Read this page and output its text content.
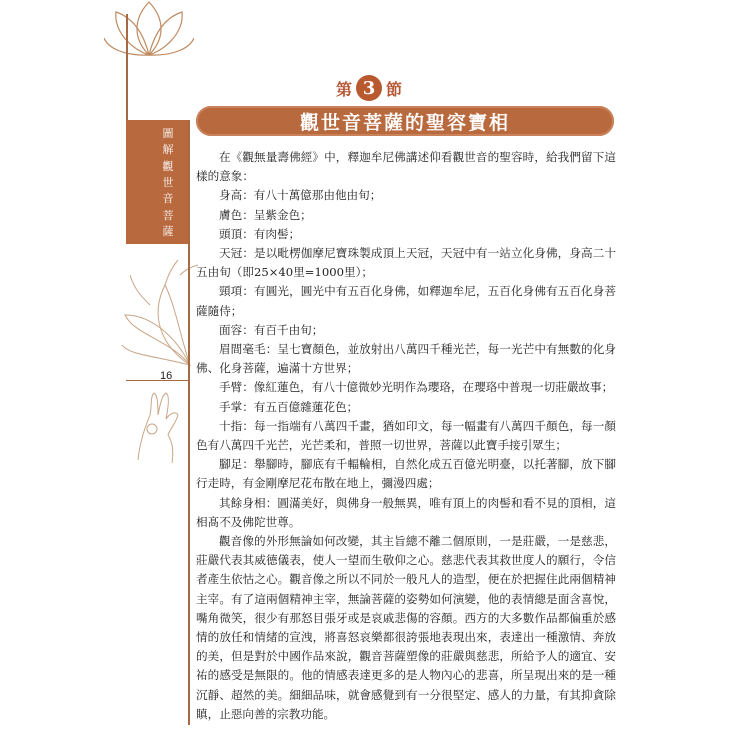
第 3 節
觀世音菩薩的聖容寶相
圖
解
觀
世
音
菩
薩
16

在《觀無量壽佛經》中，釋迦牟尼佛講述仰看觀世音的聖容時，給我們留下這樣的意象：

身高：有八十萬億那由他由旬；

膚色：呈紫金色；

頭頂：有肉髻；

天冠：是以毗楞伽摩尼寶珠製成頂上天冠，天冠中有一站立化身佛，身高二十五由旬（即25×40里=1000里）；

頸項：有圓光，圓光中有五百化身佛，如釋迦牟尼，五百化身佛有五百化身菩薩隨侍；

面容：有百千由旬；

眉間毫毛：呈七寶顏色，並放射出八萬四千種光芒，每一光芒中有無數的化身佛、化身菩薩，遍滿十方世界；

手臂：像紅蓮色，有八十億微妙光明作為瓔珞，在瓔珞中普現一切莊嚴故事；

手掌：有五百億雜蓮花色；

十指：每一指端有八萬四千畫，猶如印文，每一幅畫有八萬四千顏色，每一顏色有八萬四千光芒，光芒柔和，普照一切世界，菩薩以此寶手接引眾生；

腳足：舉腳時，腳底有千輻輪相，自然化成五百億光明臺，以托著腳，放下腳行走時，有金剛摩尼花布散在地上，彌漫四處；

其餘身相：圓滿美好，與佛身一般無異，唯有頂上的肉髻和看不見的頂相，這相髙不及佛陀世尊。

觀音像的外形無論如何改變，其主旨總不離二個原則，一是莊嚴，一是慈悲，莊嚴代表其威德儀表，使人一望而生敬仰之心。慈悲代表其救世度人的願行，令信者產生依怙之心。觀音像之所以不同於一般凡人的造型，便在於把握住此兩個精神主宰。有了這兩個精神主宰，無論菩薩的姿勢如何演變，他的表情總是面含喜悅，嘴角微笑，很少有那怒目張牙或是哀戚悲傷的容顏。西方的大多數作品都偏重於感情的放任和情緒的宣洩，將喜怒哀樂都很誇張地表現出來，表達出一種激情、奔放的美，但是對於中國作品來說，觀音菩薩塑像的莊嚴與慈悲，所給予人的適宜、安祐的感受是無限的。他的情感表達更多的是人物內心的悲喜，所呈現出來的是一種沉靜、超然的美。細細品味，就會感覺到有一分很堅定、感人的力量，有其抑貪除瞋，止惡向善的宗教功能。
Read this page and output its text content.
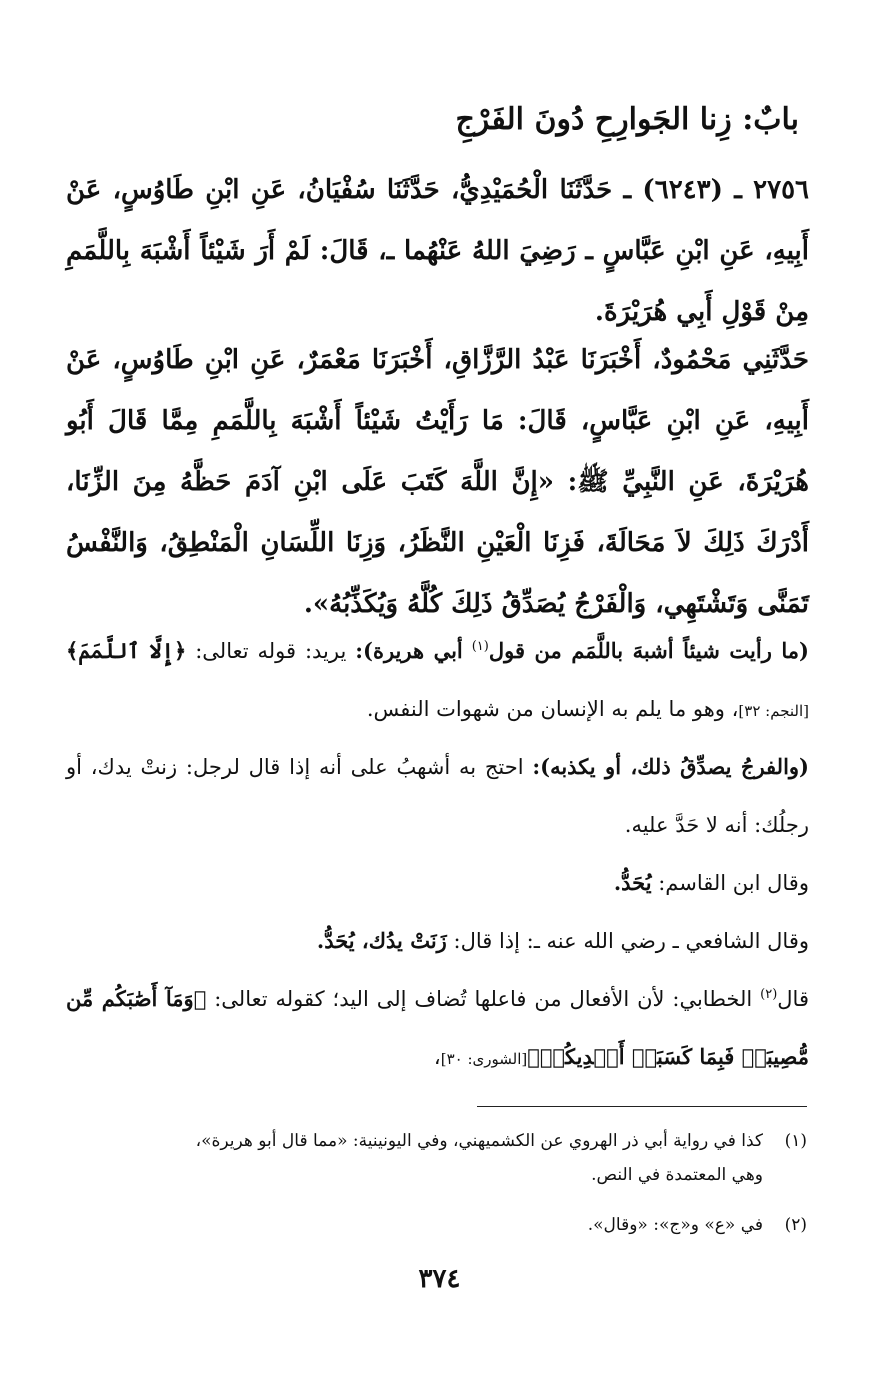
بابٌ: زِنا الجَوارِحِ دُونَ الفَرْجِ
٢٧٥٦ ـ (٦٢٤٣) ـ حَدَّثَنَا الْحُمَيْدِيُّ، حَدَّثَنَا سُفْيَانُ، عَنِ ابْنِ طَاوُسٍ، عَنْ أَبِيهِ، عَنِ ابْنِ عَبَّاسٍ ـ رَضِيَ اللهُ عَنْهُما ـ، قَالَ: لَمْ أَرَ شَيْئاً أَشْبَهَ بِاللَّمَمِ مِنْ قَوْلِ أَبِي هُرَيْرَةَ.
حَدَّثَنِي مَحْمُودٌ، أَخْبَرَنَا عَبْدُ الرَّزَّاقِ، أَخْبَرَنَا مَعْمَرٌ، عَنِ ابْنِ طَاوُسٍ، عَنْ أَبِيهِ، عَنِ ابْنِ عَبَّاسٍ، قَالَ: مَا رَأَيْتُ شَيْئاً أَشْبَهَ بِاللَّمَمِ مِمَّا قَالَ أَبُو هُرَيْرَةَ، عَنِ النَّبِيِّ ﷺ: «إِنَّ اللَّهَ كَتَبَ عَلَى ابْنِ آدَمَ حَظَّهُ مِنَ الزِّنَا، أَدْرَكَ ذَلِكَ لاَ مَحَالَةَ، فَزِنَا الْعَيْنِ النَّظَرُ، وَزِنَا اللِّسَانِ الْمَنْطِقُ، وَالنَّفْسُ تَمَنَّى وَتَشْتَهِي، وَالْفَرْجُ يُصَدِّقُ ذَلِكَ كُلَّهُ وَيُكَذِّبُهُ».
(ما رأيت شيئاً أشبهَ باللَّمَم من قول$^{(١)}$ أبي هريرة): يريد: قوله تعالى: ﴿إِلَّا ٱللَّمَمَ﴾[النجم: ٣٢]، وهو ما يلم به الإنسان من شهوات النفس.
(والفرجُ يصدِّقُ ذلك، أو يكذبه): احتج به أشهبُ على أنه إذا قال لرجل: زنتْ يدك، أو رجلُك: أنه لا حَدَّ عليه.
وقال ابن القاسم: يُحَدُّ.
وقال الشافعي ـ رضي الله عنه ـ: إذا قال: زَنَتْ يدُك، يُحَدُّ.
قال$^{(٢)}$ الخطابي: لأن الأفعال من فاعلها تُضاف إلى اليد؛ كقوله تعالى: ﴿وَمَآ أَصَٰبَكُم مِّن مُّصِيبَةٖ فَبِمَا كَسَبَتۡ أَيۡدِيكُمۡ﴾[الشورى: ٣٠]،
(١)كذا في رواية أبي ذر الهروي عن الكشميهني، وفي اليونينية: «مما قال أبو هريرة»،
وهي المعتمدة في النص.
(٢)في «ع» و«ج»: «وقال».
٣٧٤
##############################
_Task directions_
Pictures are not part of the copy; reproduce everything else in the records exactly.

_Task solution_
Read this page and output its text content.
第 3 節
觀世音菩薩的聖容寶相
圖
解
觀
世
音
菩
薩
16

在《觀無量壽佛經》中，釋迦牟尼佛講述仰看觀世音的聖容時，給我們留下這樣的意象：

身高：有八十萬億那由他由旬；

膚色：呈紫金色；

頭頂：有肉髻；

天冠：是以毗楞伽摩尼寶珠製成頂上天冠，天冠中有一站立化身佛，身高二十五由旬（即25×40里=1000里）；

頸項：有圓光，圓光中有五百化身佛，如釋迦牟尼，五百化身佛有五百化身菩薩隨侍；

面容：有百千由旬；

眉間毫毛：呈七寶顏色，並放射出八萬四千種光芒，每一光芒中有無數的化身佛、化身菩薩，遍滿十方世界；

手臂：像紅蓮色，有八十億微妙光明作為瓔珞，在瓔珞中普現一切莊嚴故事；

手掌：有五百億雜蓮花色；

十指：每一指端有八萬四千畫，猶如印文，每一幅畫有八萬四千顏色，每一顏色有八萬四千光芒，光芒柔和，普照一切世界，菩薩以此寶手接引眾生；

腳足：舉腳時，腳底有千輻輪相，自然化成五百億光明臺，以托著腳，放下腳行走時，有金剛摩尼花布散在地上，彌漫四處；

其餘身相：圓滿美好，與佛身一般無異，唯有頂上的肉髻和看不見的頂相，這相髙不及佛陀世尊。

觀音像的外形無論如何改變，其主旨總不離二個原則，一是莊嚴，一是慈悲，莊嚴代表其威德儀表，使人一望而生敬仰之心。慈悲代表其救世度人的願行，令信者產生依怙之心。觀音像之所以不同於一般凡人的造型，便在於把握住此兩個精神主宰。有了這兩個精神主宰，無論菩薩的姿勢如何演變，他的表情總是面含喜悅，嘴角微笑，很少有那怒目張牙或是哀戚悲傷的容顏。西方的大多數作品都偏重於感情的放任和情緒的宣洩，將喜怒哀樂都很誇張地表現出來，表達出一種激情、奔放的美，但是對於中國作品來說，觀音菩薩塑像的莊嚴與慈悲，所給予人的適宜、安祐的感受是無限的。他的情感表達更多的是人物內心的悲喜，所呈現出來的是一種沉靜、超然的美。細細品味，就會感覺到有一分很堅定、感人的力量，有其抑貪除瞋，止惡向善的宗教功能。
Read this page and output its text content.
بابٌ: زِنا الجَوارِحِ دُونَ الفَرْجِ
٢٧٥٦ ـ (٦٢٤٣) ـ حَدَّثَنَا الْحُمَيْدِيُّ، حَدَّثَنَا سُفْيَانُ، عَنِ ابْنِ طَاوُسٍ، عَنْ أَبِيهِ، عَنِ ابْنِ عَبَّاسٍ ـ رَضِيَ اللهُ عَنْهُما ـ، قَالَ: لَمْ أَرَ شَيْئاً أَشْبَهَ بِاللَّمَمِ مِنْ قَوْلِ أَبِي هُرَيْرَةَ.
حَدَّثَنِي مَحْمُودٌ، أَخْبَرَنَا عَبْدُ الرَّزَّاقِ، أَخْبَرَنَا مَعْمَرٌ، عَنِ ابْنِ طَاوُسٍ، عَنْ أَبِيهِ، عَنِ ابْنِ عَبَّاسٍ، قَالَ: مَا رَأَيْتُ شَيْئاً أَشْبَهَ بِاللَّمَمِ مِمَّا قَالَ أَبُو هُرَيْرَةَ، عَنِ النَّبِيِّ ﷺ: «إِنَّ اللَّهَ كَتَبَ عَلَى ابْنِ آدَمَ حَظَّهُ مِنَ الزِّنَا، أَدْرَكَ ذَلِكَ لاَ مَحَالَةَ، فَزِنَا الْعَيْنِ النَّظَرُ، وَزِنَا اللِّسَانِ الْمَنْطِقُ، وَالنَّفْسُ تَمَنَّى وَتَشْتَهِي، وَالْفَرْجُ يُصَدِّقُ ذَلِكَ كُلَّهُ وَيُكَذِّبُهُ».
(ما رأيت شيئاً أشبهَ باللَّمَم من قول$^{(١)}$ أبي هريرة): يريد: قوله تعالى: ﴿إِلَّا ٱللَّمَمَ﴾[النجم: ٣٢]، وهو ما يلم به الإنسان من شهوات النفس.
(والفرجُ يصدِّقُ ذلك، أو يكذبه): احتج به أشهبُ على أنه إذا قال لرجل: زنتْ يدك، أو رجلُك: أنه لا حَدَّ عليه.
وقال ابن القاسم: يُحَدُّ.
وقال الشافعي ـ رضي الله عنه ـ: إذا قال: زَنَتْ يدُك، يُحَدُّ.
قال$^{(٢)}$ الخطابي: لأن الأفعال من فاعلها تُضاف إلى اليد؛ كقوله تعالى: ﴿وَمَآ أَصَٰبَكُم مِّن مُّصِيبَةٖ فَبِمَا كَسَبَتۡ أَيۡدِيكُمۡ﴾[الشورى: ٣٠]،
(١)كذا في رواية أبي ذر الهروي عن الكشميهني، وفي اليونينية: «مما قال أبو هريرة»،
وهي المعتمدة في النص.
(٢)في «ع» و«ج»: «وقال».
٣٧٤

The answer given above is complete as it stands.